§ Problem: Find the lines of data that contain the string "level", then list them.

§ Recorded information:

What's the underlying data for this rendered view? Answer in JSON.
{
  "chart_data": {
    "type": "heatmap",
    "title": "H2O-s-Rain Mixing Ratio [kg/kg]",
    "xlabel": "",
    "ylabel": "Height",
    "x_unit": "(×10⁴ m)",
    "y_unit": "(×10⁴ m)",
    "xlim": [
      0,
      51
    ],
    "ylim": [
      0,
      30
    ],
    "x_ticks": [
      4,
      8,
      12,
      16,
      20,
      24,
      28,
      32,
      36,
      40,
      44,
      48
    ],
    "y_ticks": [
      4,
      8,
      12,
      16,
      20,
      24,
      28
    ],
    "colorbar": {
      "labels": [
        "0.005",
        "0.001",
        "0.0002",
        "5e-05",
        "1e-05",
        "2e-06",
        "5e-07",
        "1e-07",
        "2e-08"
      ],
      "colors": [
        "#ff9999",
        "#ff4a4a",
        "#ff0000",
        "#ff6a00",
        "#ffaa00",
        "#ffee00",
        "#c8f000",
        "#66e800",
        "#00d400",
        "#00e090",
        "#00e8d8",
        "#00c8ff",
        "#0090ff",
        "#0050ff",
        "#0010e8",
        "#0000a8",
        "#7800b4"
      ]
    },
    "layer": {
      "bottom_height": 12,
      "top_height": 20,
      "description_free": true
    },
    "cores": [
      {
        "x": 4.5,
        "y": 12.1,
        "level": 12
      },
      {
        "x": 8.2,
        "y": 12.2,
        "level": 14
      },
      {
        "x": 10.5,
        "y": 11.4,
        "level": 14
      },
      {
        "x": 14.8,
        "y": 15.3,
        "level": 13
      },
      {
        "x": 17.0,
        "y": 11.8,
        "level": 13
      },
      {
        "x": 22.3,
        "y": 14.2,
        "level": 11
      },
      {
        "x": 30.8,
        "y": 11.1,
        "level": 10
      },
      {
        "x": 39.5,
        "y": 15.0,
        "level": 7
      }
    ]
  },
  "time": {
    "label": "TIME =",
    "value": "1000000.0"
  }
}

§ Reply:
        "level": 12
        "level": 14
        "level": 14
        "level": 13
        "level": 13
        "level": 11
        "level": 10
        "level": 7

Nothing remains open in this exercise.